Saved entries
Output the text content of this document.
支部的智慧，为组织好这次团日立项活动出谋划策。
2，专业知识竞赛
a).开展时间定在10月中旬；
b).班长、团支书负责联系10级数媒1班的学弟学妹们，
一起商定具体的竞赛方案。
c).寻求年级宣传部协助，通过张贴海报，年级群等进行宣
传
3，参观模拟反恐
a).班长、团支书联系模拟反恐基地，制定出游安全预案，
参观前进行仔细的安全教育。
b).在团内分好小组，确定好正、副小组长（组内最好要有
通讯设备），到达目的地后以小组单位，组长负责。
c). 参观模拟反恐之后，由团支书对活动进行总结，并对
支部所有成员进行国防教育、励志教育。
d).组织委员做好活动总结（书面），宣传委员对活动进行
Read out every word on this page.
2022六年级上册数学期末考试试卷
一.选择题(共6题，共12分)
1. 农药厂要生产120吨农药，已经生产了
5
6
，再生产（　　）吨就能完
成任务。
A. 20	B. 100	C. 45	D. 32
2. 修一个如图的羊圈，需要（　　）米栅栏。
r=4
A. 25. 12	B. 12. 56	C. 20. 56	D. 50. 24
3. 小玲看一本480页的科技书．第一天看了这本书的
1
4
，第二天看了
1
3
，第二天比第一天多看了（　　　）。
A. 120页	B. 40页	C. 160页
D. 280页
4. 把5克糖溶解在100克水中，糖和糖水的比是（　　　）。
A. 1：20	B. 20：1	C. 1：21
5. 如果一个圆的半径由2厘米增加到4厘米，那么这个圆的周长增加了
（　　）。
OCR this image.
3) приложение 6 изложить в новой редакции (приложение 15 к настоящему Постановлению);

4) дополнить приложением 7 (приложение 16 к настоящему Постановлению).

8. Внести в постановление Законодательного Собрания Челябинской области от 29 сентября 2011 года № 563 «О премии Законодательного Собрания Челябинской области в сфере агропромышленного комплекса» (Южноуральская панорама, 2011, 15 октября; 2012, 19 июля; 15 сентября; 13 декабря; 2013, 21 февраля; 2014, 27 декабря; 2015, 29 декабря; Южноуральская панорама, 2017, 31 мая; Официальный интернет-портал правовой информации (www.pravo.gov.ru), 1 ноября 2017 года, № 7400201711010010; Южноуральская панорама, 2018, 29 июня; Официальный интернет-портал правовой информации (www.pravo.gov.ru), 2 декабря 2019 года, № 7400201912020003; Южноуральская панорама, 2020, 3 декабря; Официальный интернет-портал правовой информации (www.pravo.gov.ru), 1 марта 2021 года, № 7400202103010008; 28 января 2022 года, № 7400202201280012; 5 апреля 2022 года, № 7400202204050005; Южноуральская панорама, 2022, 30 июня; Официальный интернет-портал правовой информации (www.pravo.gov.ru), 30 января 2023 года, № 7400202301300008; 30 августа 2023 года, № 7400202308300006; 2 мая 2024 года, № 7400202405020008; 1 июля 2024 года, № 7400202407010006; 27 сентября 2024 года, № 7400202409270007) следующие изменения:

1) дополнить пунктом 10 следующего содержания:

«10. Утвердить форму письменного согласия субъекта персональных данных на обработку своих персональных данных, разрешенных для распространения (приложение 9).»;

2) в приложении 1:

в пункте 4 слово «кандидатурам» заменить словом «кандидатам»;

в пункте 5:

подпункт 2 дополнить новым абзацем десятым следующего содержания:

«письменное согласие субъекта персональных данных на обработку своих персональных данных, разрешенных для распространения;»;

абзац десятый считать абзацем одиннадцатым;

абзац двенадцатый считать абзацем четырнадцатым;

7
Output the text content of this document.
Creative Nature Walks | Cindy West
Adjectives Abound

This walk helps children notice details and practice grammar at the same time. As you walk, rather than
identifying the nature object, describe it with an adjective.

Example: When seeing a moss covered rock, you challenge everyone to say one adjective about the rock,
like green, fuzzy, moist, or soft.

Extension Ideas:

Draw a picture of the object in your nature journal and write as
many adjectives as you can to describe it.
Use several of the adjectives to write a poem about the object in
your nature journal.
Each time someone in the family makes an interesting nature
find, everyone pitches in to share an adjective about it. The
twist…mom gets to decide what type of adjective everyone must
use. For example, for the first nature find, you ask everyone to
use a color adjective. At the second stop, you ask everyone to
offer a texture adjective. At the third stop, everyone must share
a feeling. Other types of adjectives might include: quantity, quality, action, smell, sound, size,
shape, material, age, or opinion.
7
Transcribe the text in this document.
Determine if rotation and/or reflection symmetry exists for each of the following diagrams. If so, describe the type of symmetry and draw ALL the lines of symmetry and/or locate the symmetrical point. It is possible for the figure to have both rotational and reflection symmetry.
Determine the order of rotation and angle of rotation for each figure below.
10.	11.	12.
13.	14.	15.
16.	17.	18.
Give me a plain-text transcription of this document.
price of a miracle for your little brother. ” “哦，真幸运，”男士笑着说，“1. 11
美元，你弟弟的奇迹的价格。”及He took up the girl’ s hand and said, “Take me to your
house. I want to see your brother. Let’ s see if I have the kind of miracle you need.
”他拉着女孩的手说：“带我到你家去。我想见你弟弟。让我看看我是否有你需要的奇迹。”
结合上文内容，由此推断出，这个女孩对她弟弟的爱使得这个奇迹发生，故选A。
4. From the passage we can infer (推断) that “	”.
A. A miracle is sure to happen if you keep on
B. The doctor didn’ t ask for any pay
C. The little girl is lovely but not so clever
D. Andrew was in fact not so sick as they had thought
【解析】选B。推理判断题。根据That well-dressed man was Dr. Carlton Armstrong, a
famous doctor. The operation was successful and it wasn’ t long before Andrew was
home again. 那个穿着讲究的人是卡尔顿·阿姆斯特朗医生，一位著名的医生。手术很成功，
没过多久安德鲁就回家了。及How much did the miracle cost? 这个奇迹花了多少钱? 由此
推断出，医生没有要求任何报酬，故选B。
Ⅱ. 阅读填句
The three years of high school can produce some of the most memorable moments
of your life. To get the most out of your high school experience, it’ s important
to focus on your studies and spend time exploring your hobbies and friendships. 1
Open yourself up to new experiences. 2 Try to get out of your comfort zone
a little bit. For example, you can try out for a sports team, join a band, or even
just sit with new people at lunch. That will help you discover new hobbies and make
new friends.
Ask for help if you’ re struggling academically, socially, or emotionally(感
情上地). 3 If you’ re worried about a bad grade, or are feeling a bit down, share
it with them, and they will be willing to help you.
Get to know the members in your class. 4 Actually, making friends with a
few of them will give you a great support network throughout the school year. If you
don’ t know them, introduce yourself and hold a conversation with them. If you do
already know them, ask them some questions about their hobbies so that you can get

▸ **Request**
Looking at the listing above, how many of its lines contain the string "school"? Give the number alone.

▸ **Response**
3